__TASK TO COMPLETE__. What do the lines say from the one containing "What's the underlying" to the end of the records? Restate them word for word, and only those.

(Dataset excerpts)

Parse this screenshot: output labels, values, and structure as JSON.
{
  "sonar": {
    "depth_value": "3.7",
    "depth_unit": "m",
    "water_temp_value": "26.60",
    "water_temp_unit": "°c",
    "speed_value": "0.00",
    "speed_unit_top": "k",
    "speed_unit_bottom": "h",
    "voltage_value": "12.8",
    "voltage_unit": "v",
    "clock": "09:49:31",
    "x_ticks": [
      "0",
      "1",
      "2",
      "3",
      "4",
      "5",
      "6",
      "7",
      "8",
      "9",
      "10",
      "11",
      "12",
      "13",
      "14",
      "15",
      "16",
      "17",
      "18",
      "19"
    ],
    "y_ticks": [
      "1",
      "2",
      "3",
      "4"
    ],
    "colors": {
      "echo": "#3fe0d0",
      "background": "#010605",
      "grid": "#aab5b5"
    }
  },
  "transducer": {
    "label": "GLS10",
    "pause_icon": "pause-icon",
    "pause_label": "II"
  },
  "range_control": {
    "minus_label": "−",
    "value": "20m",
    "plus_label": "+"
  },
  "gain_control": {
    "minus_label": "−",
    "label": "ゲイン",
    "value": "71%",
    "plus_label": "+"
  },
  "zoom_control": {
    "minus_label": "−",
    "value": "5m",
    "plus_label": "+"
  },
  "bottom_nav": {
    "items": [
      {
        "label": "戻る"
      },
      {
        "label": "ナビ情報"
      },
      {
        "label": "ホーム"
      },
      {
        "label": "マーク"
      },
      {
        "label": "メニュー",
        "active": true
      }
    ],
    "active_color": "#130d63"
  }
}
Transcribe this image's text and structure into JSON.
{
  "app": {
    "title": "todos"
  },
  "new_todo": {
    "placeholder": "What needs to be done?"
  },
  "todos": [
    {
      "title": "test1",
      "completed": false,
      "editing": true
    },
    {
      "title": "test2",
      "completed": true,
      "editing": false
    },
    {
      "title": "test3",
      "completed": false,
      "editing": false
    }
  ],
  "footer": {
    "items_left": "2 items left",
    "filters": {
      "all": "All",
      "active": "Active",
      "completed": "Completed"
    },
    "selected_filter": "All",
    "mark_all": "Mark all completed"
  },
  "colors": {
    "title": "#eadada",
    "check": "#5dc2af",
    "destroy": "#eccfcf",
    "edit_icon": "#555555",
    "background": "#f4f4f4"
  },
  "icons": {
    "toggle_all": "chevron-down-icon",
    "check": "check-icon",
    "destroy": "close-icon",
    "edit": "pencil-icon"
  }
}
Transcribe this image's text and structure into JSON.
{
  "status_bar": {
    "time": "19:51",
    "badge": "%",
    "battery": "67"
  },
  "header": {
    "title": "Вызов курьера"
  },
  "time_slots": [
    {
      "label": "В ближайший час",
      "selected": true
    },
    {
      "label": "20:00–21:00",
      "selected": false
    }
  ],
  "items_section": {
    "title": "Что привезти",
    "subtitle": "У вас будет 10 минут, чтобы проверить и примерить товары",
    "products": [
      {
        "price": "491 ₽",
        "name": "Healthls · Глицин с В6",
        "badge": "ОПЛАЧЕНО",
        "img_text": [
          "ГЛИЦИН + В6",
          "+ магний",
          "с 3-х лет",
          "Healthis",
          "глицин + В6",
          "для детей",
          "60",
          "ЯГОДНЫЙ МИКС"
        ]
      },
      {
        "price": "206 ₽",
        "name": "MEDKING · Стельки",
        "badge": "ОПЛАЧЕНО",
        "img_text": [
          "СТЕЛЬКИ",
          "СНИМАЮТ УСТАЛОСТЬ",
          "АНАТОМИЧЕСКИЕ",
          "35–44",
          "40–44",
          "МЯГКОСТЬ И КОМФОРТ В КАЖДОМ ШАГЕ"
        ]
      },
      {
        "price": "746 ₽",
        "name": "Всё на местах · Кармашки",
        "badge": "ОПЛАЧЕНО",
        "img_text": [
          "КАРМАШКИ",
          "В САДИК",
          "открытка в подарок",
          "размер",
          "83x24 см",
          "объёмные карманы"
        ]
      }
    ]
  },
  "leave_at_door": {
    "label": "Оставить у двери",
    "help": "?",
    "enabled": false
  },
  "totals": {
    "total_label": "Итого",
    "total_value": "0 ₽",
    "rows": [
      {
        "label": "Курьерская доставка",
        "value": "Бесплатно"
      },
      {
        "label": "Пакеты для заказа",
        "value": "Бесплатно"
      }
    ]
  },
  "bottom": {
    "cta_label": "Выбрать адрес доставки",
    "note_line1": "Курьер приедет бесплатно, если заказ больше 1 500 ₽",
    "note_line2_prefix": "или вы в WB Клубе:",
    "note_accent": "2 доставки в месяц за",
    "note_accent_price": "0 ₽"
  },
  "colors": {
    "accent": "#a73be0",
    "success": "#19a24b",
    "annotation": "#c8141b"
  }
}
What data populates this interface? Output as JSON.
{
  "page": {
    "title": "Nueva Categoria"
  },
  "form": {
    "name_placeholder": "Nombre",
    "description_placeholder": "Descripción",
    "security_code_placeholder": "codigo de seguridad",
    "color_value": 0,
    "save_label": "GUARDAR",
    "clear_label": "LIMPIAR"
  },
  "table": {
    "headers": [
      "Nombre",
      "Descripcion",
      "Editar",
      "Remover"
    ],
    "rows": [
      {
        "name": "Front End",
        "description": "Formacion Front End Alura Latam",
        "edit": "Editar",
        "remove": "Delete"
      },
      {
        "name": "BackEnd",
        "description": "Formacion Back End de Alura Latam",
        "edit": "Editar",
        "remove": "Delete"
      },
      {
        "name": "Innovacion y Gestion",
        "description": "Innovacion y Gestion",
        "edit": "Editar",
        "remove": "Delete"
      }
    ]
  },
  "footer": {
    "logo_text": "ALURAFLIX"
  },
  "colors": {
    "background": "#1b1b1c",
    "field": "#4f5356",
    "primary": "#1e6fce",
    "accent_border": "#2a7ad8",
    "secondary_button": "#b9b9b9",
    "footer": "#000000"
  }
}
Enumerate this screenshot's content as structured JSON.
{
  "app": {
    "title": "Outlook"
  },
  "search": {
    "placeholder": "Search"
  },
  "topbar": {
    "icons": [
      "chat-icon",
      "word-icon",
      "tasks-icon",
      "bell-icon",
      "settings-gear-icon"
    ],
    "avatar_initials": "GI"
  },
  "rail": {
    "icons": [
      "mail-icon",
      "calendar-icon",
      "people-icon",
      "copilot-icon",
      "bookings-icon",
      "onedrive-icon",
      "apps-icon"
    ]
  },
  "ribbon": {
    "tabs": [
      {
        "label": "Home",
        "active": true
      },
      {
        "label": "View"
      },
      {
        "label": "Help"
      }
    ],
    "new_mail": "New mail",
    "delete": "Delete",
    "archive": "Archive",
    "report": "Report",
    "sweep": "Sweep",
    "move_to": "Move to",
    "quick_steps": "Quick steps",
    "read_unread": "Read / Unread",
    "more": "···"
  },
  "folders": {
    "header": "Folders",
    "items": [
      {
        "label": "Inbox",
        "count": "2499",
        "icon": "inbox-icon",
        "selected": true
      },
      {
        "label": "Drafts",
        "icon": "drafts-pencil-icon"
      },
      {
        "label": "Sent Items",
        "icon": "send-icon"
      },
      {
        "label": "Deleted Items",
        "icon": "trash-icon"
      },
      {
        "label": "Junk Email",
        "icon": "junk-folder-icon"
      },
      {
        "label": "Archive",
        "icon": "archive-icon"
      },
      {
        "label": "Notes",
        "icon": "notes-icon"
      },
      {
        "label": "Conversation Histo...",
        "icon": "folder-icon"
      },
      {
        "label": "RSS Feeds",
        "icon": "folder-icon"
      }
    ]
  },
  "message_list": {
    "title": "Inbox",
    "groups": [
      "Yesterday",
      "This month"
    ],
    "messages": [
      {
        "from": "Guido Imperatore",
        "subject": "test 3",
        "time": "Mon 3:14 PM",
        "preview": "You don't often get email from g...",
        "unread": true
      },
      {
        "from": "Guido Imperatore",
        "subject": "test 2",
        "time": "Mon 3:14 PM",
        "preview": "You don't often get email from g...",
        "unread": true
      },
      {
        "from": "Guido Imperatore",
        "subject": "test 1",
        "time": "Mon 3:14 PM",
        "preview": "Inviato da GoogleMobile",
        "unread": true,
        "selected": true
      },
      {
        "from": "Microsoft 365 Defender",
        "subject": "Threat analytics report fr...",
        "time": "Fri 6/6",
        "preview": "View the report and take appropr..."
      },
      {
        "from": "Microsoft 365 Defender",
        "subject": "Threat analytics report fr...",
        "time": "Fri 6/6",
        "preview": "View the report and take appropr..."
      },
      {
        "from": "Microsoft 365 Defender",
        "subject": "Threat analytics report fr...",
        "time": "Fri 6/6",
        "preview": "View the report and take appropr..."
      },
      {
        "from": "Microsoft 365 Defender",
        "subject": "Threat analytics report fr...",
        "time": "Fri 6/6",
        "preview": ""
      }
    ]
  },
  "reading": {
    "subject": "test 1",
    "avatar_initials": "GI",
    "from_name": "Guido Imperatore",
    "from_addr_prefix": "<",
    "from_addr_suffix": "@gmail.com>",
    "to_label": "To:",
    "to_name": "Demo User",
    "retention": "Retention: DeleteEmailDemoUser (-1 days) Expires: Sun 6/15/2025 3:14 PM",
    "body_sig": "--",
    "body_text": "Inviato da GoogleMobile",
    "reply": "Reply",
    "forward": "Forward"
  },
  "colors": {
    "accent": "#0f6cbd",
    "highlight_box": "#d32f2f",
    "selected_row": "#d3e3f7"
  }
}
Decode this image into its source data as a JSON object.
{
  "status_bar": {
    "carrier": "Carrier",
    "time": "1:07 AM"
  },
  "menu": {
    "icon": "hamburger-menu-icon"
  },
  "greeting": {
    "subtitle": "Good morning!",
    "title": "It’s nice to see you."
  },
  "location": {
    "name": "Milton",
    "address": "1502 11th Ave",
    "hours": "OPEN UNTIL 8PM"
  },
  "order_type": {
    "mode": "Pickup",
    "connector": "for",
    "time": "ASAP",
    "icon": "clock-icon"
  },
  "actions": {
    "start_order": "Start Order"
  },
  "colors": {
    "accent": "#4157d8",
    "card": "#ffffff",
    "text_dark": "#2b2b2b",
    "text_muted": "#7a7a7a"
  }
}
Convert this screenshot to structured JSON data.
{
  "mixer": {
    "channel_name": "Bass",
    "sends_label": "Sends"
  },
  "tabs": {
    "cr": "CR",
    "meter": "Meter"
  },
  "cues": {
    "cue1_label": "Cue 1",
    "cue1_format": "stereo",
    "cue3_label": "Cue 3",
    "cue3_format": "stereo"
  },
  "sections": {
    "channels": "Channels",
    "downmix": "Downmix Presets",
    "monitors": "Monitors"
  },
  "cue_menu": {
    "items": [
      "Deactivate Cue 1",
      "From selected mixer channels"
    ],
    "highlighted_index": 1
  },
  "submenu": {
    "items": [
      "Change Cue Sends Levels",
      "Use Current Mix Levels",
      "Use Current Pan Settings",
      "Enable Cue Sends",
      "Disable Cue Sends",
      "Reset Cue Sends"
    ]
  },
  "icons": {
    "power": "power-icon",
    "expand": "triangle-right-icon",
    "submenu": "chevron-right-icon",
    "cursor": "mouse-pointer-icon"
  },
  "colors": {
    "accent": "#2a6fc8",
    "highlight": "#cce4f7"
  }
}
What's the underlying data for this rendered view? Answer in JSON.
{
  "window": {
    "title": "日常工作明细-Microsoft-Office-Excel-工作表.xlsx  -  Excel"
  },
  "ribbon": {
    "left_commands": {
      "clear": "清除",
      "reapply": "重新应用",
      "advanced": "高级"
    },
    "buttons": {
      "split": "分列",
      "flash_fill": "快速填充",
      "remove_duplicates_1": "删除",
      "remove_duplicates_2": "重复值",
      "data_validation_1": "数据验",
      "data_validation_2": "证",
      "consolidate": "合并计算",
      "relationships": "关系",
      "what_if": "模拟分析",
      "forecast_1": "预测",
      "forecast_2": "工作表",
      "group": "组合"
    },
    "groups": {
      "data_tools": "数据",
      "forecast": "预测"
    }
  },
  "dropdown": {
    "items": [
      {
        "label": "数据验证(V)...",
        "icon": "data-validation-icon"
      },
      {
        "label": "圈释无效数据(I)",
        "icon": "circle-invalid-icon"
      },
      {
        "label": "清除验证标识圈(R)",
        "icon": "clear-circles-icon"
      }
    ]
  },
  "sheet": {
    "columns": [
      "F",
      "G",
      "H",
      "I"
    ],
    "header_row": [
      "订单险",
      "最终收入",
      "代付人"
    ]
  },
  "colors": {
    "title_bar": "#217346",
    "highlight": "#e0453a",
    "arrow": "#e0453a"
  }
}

__WORKED SOLUTION__.
What's the underlying data for this rendered view? Answer in JSON.
{
  "window": {
    "title": "日常工作明细-Microsoft-Office-Excel-工作表.xlsx  -  Excel"
  },
  "ribbon": {
    "left_commands": {
      "clear": "清除",
      "reapply": "重新应用",
      "advanced": "高级"
    },
    "buttons": {
      "split": "分列",
      "flash_fill": "快速填充",
      "remove_duplicates_1": "删除",
      "remove_duplicates_2": "重复值",
      "data_validation_1": "数据验",
      "data_validation_2": "证",
      "consolidate": "合并计算",
      "relationships": "关系",
      "what_if": "模拟分析",
      "forecast_1": "预测",
      "forecast_2": "工作表",
      "group": "组合"
    },
    "groups": {
      "data_tools": "数据",
      "forecast": "预测"
    }
  },
  "dropdown": {
    "items": [
      {
        "label": "数据验证(V)...",
        "icon": "data-validation-icon"
      },
      {
        "label": "圈释无效数据(I)",
        "icon": "circle-invalid-icon"
      },
      {
        "label": "清除验证标识圈(R)",
        "icon": "clear-circles-icon"
      }
    ]
  },
  "sheet": {
    "columns": [
      "F",
      "G",
      "H",
      "I"
    ],
    "header_row": [
      "订单险",
      "最终收入",
      "代付人"
    ]
  },
  "colors": {
    "title_bar": "#217346",
    "highlight": "#e0453a",
    "arrow": "#e0453a"
  }
}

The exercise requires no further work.